══ DATASET ENTRIES
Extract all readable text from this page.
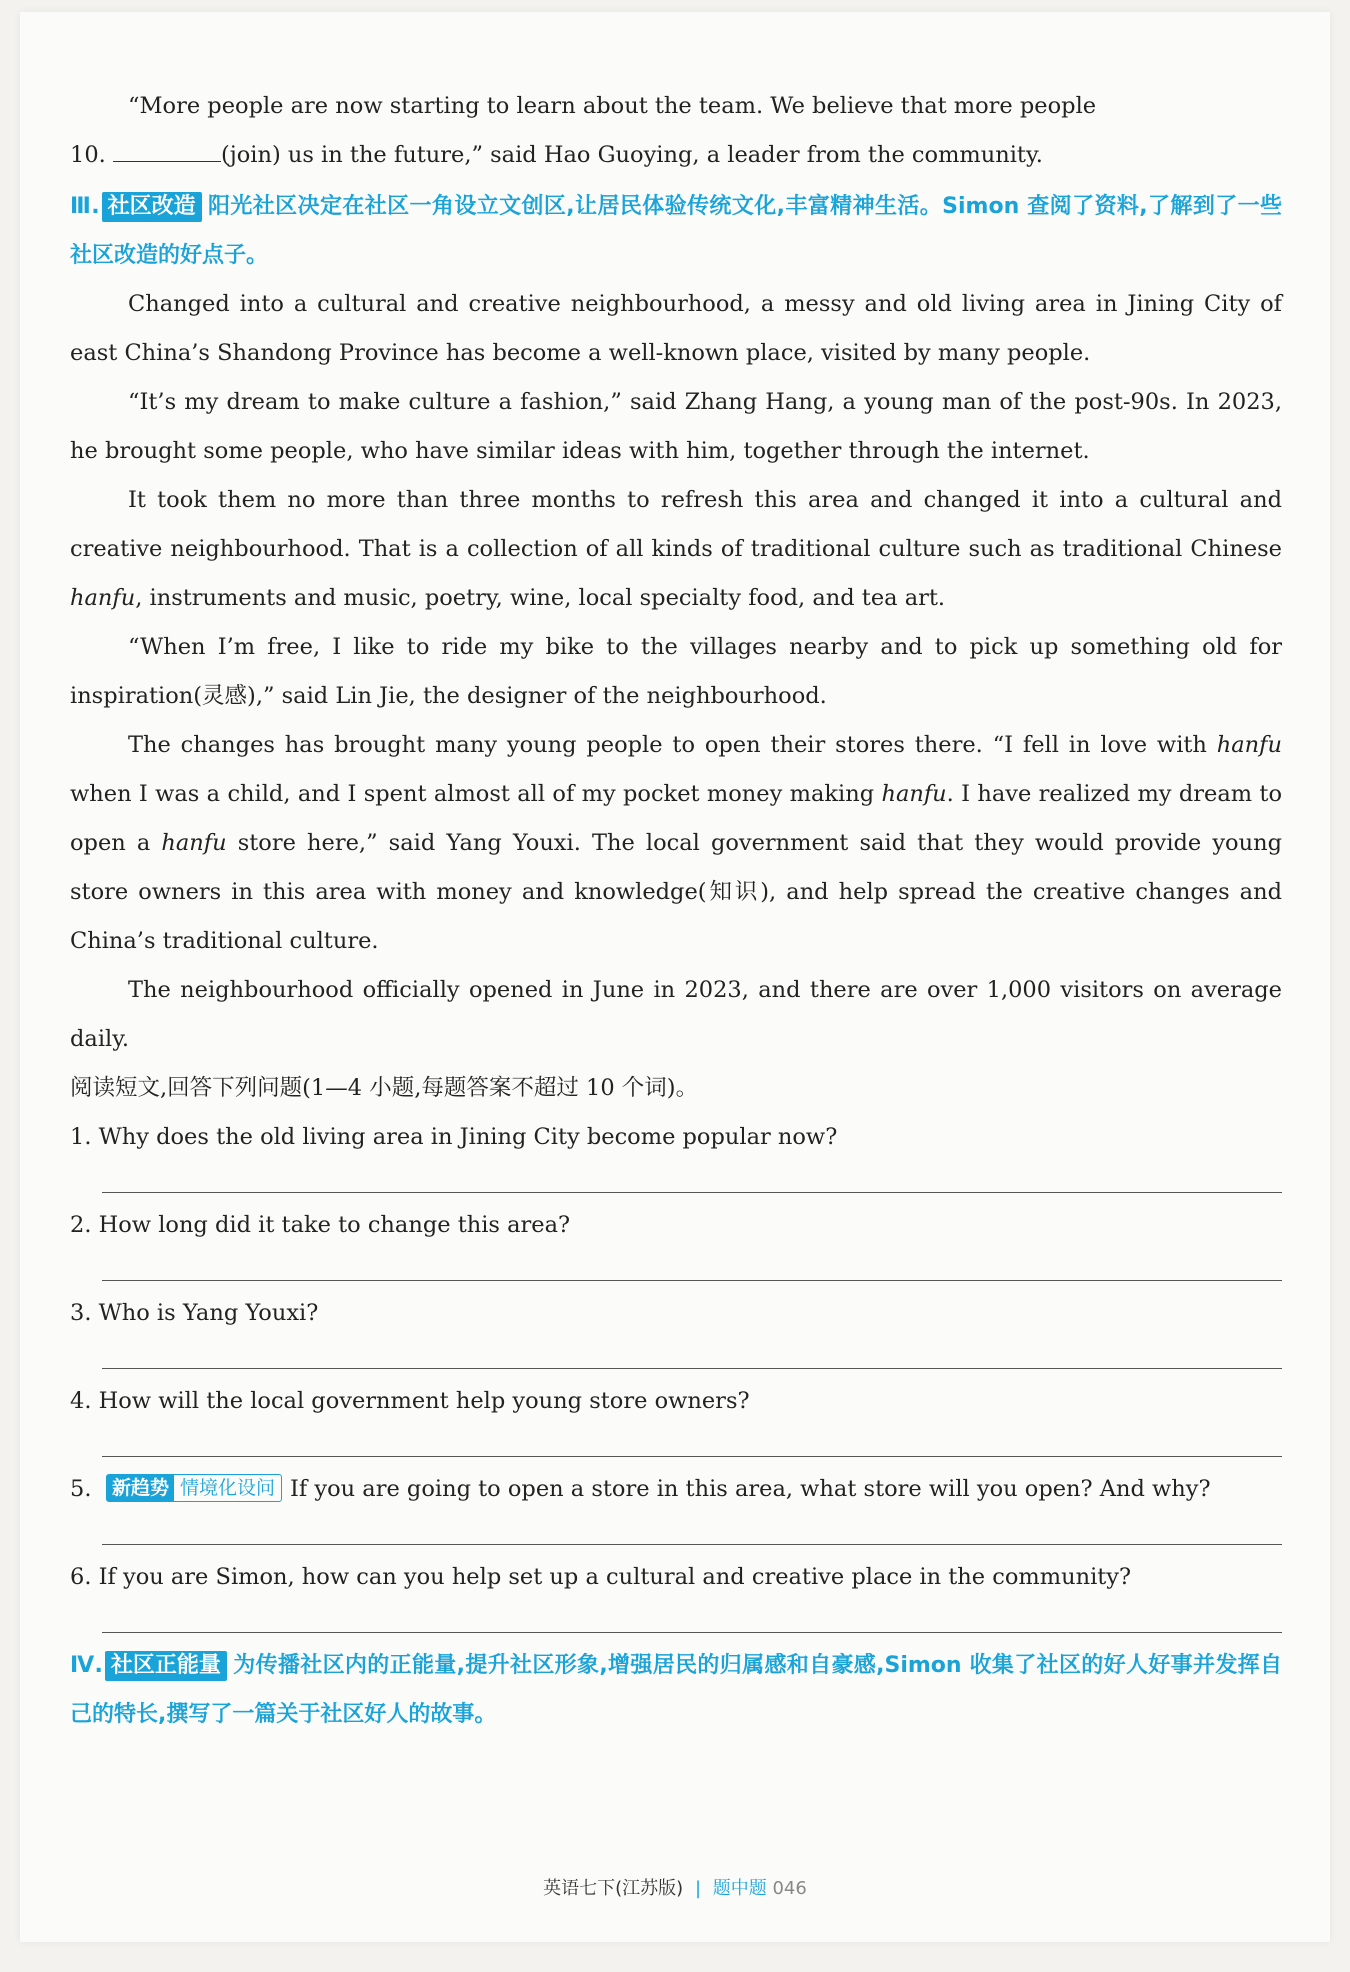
“More people are now starting to learn about the team. We believe that more people

10.	(join) us in the future,” said Hao Guoying, a leader from the community.

Ⅲ. 社区改造 阳光社区决定在社区一角设立文创区,让居民体验传统文化,丰富精神生活。Simon 查阅了资料,了解到了一些社区改造的好点子。

Changed into a cultural and creative neighbourhood, a messy and old living area in Jining City of east China’s Shandong Province has become a well-known place, visited by many people.

“It’s my dream to make culture a fashion,” said Zhang Hang, a young man of the post-90s. In 2023, he brought some people, who have similar ideas with him, together through the internet.

It took them no more than three months to refresh this area and changed it into a cultural and creative neighbourhood. That is a collection of all kinds of traditional culture such as traditional Chinese hanfu, instruments and music, poetry, wine, local specialty food, and tea art.

“When I’m free, I like to ride my bike to the villages nearby and to pick up something old for inspiration(灵感),” said Lin Jie, the designer of the neighbourhood.

The changes has brought many young people to open their stores there. “I fell in love with hanfu when I was a child, and I spent almost all of my pocket money making hanfu. I have realized my dream to open a hanfu store here,” said Yang Youxi. The local government said that they would provide young store owners in this area with money and knowledge(知识), and help spread the creative changes and China’s traditional culture.

The neighbourhood officially opened in June in 2023, and there are over 1,000 visitors on average daily.

阅读短文,回答下列问题(1—4 小题,每题答案不超过 10 个词)。

1. Why does the old living area in Jining City become popular now?

2. How long did it take to change this area?

3. Who is Yang Youxi?

4. How will the local government help young store owners?

5. 新趋势 情境化设问 If you are going to open a store in this area, what store will you open? And why?

6. If you are Simon, how can you help set up a cultural and creative place in the community?

Ⅳ. 社区正能量 为传播社区内的正能量,提升社区形象,增强居民的归属感和自豪感,Simon 收集了社区的好人好事并发挥自己的特长,撰写了一篇关于社区好人的故事。

英语七下(江苏版) | 题中题 046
════
> TASK GOAL:
Lines of the listing that contain the word "into" are to be counted; report only their number.

> TASK RESPONSE:
2